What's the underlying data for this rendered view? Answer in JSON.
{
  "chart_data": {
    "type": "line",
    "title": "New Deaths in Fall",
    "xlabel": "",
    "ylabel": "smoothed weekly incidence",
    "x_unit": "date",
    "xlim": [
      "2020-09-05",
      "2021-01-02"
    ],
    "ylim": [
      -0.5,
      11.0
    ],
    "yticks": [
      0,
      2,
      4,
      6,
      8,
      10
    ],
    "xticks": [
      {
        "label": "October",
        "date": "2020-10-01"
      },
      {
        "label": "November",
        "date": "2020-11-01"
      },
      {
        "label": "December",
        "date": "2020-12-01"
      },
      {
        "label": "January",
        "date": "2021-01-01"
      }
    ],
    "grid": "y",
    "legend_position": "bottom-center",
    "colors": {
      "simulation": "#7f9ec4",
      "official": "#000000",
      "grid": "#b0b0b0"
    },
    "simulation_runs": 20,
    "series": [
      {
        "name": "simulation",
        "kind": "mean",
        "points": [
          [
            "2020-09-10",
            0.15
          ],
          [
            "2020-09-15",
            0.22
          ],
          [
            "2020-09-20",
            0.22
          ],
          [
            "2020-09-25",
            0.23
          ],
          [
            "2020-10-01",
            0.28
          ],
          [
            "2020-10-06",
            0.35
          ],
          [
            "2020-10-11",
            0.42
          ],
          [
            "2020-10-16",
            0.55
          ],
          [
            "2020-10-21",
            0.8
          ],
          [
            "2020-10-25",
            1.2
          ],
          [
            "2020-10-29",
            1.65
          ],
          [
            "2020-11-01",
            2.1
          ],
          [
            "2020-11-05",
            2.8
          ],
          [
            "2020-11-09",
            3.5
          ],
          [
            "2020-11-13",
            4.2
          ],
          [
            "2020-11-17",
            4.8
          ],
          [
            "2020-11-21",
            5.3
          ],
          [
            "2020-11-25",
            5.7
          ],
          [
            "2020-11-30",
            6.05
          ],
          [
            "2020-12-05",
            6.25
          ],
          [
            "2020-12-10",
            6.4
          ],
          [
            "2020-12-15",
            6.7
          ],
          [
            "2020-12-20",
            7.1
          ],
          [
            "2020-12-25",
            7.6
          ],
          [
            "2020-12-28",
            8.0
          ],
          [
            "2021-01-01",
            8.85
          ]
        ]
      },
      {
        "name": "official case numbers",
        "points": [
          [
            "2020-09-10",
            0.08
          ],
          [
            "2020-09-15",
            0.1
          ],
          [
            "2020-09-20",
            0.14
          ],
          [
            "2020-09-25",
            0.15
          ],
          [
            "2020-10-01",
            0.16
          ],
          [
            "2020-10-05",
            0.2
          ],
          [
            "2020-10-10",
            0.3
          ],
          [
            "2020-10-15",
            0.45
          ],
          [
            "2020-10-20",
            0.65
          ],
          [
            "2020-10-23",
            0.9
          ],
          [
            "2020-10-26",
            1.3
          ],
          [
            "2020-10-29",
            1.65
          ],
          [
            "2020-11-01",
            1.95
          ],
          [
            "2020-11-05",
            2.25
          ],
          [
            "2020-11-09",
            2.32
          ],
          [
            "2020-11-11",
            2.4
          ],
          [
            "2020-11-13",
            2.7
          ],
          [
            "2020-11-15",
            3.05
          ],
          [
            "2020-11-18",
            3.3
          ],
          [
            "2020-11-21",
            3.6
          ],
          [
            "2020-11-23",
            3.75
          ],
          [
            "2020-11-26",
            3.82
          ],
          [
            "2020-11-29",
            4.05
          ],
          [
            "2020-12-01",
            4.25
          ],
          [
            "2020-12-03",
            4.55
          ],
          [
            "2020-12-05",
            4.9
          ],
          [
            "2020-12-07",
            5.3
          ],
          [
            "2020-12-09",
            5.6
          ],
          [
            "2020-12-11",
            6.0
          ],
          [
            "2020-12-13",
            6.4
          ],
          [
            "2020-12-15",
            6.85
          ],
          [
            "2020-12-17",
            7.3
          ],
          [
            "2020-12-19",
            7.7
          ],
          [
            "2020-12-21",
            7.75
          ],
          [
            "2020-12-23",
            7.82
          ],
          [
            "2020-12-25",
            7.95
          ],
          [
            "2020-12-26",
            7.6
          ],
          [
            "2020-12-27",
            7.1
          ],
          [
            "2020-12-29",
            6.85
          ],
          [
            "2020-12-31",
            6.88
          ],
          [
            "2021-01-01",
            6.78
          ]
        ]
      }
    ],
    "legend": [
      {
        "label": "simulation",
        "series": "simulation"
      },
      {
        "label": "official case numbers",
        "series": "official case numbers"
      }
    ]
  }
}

----------------

What is needed:
Exact output of every entry is required.

Problem solution:
What's the underlying data for this rendered view? Answer in JSON.
{
  "chart_data": {
    "type": "line",
    "title": "New Deaths in Fall",
    "xlabel": "",
    "ylabel": "smoothed weekly incidence",
    "x_unit": "date",
    "xlim": [
      "2020-09-05",
      "2021-01-02"
    ],
    "ylim": [
      -0.5,
      11.0
    ],
    "yticks": [
      0,
      2,
      4,
      6,
      8,
      10
    ],
    "xticks": [
      {
        "label": "October",
        "date": "2020-10-01"
      },
      {
        "label": "November",
        "date": "2020-11-01"
      },
      {
        "label": "December",
        "date": "2020-12-01"
      },
      {
        "label": "January",
        "date": "2021-01-01"
      }
    ],
    "grid": "y",
    "legend_position": "bottom-center",
    "colors": {
      "simulation": "#7f9ec4",
      "official": "#000000",
      "grid": "#b0b0b0"
    },
    "simulation_runs": 20,
    "series": [
      {
        "name": "simulation",
        "kind": "mean",
        "points": [
          [
            "2020-09-10",
            0.15
          ],
          [
            "2020-09-15",
            0.22
          ],
          [
            "2020-09-20",
            0.22
          ],
          [
            "2020-09-25",
            0.23
          ],
          [
            "2020-10-01",
            0.28
          ],
          [
            "2020-10-06",
            0.35
          ],
          [
            "2020-10-11",
            0.42
          ],
          [
            "2020-10-16",
            0.55
          ],
          [
            "2020-10-21",
            0.8
          ],
          [
            "2020-10-25",
            1.2
          ],
          [
            "2020-10-29",
            1.65
          ],
          [
            "2020-11-01",
            2.1
          ],
          [
            "2020-11-05",
            2.8
          ],
          [
            "2020-11-09",
            3.5
          ],
          [
            "2020-11-13",
            4.2
          ],
          [
            "2020-11-17",
            4.8
          ],
          [
            "2020-11-21",
            5.3
          ],
          [
            "2020-11-25",
            5.7
          ],
          [
            "2020-11-30",
            6.05
          ],
          [
            "2020-12-05",
            6.25
          ],
          [
            "2020-12-10",
            6.4
          ],
          [
            "2020-12-15",
            6.7
          ],
          [
            "2020-12-20",
            7.1
          ],
          [
            "2020-12-25",
            7.6
          ],
          [
            "2020-12-28",
            8.0
          ],
          [
            "2021-01-01",
            8.85
          ]
        ]
      },
      {
        "name": "official case numbers",
        "points": [
          [
            "2020-09-10",
            0.08
          ],
          [
            "2020-09-15",
            0.1
          ],
          [
            "2020-09-20",
            0.14
          ],
          [
            "2020-09-25",
            0.15
          ],
          [
            "2020-10-01",
            0.16
          ],
          [
            "2020-10-05",
            0.2
          ],
          [
            "2020-10-10",
            0.3
          ],
          [
            "2020-10-15",
            0.45
          ],
          [
            "2020-10-20",
            0.65
          ],
          [
            "2020-10-23",
            0.9
          ],
          [
            "2020-10-26",
            1.3
          ],
          [
            "2020-10-29",
            1.65
          ],
          [
            "2020-11-01",
            1.95
          ],
          [
            "2020-11-05",
            2.25
          ],
          [
            "2020-11-09",
            2.32
          ],
          [
            "2020-11-11",
            2.4
          ],
          [
            "2020-11-13",
            2.7
          ],
          [
            "2020-11-15",
            3.05
          ],
          [
            "2020-11-18",
            3.3
          ],
          [
            "2020-11-21",
            3.6
          ],
          [
            "2020-11-23",
            3.75
          ],
          [
            "2020-11-26",
            3.82
          ],
          [
            "2020-11-29",
            4.05
          ],
          [
            "2020-12-01",
            4.25
          ],
          [
            "2020-12-03",
            4.55
          ],
          [
            "2020-12-05",
            4.9
          ],
          [
            "2020-12-07",
            5.3
          ],
          [
            "2020-12-09",
            5.6
          ],
          [
            "2020-12-11",
            6.0
          ],
          [
            "2020-12-13",
            6.4
          ],
          [
            "2020-12-15",
            6.85
          ],
          [
            "2020-12-17",
            7.3
          ],
          [
            "2020-12-19",
            7.7
          ],
          [
            "2020-12-21",
            7.75
          ],
          [
            "2020-12-23",
            7.82
          ],
          [
            "2020-12-25",
            7.95
          ],
          [
            "2020-12-26",
            7.6
          ],
          [
            "2020-12-27",
            7.1
          ],
          [
            "2020-12-29",
            6.85
          ],
          [
            "2020-12-31",
            6.88
          ],
          [
            "2021-01-01",
            6.78
          ]
        ]
      }
    ],
    "legend": [
      {
        "label": "simulation",
        "series": "simulation"
      },
      {
        "label": "official case numbers",
        "series": "official case numbers"
      }
    ]
  }
}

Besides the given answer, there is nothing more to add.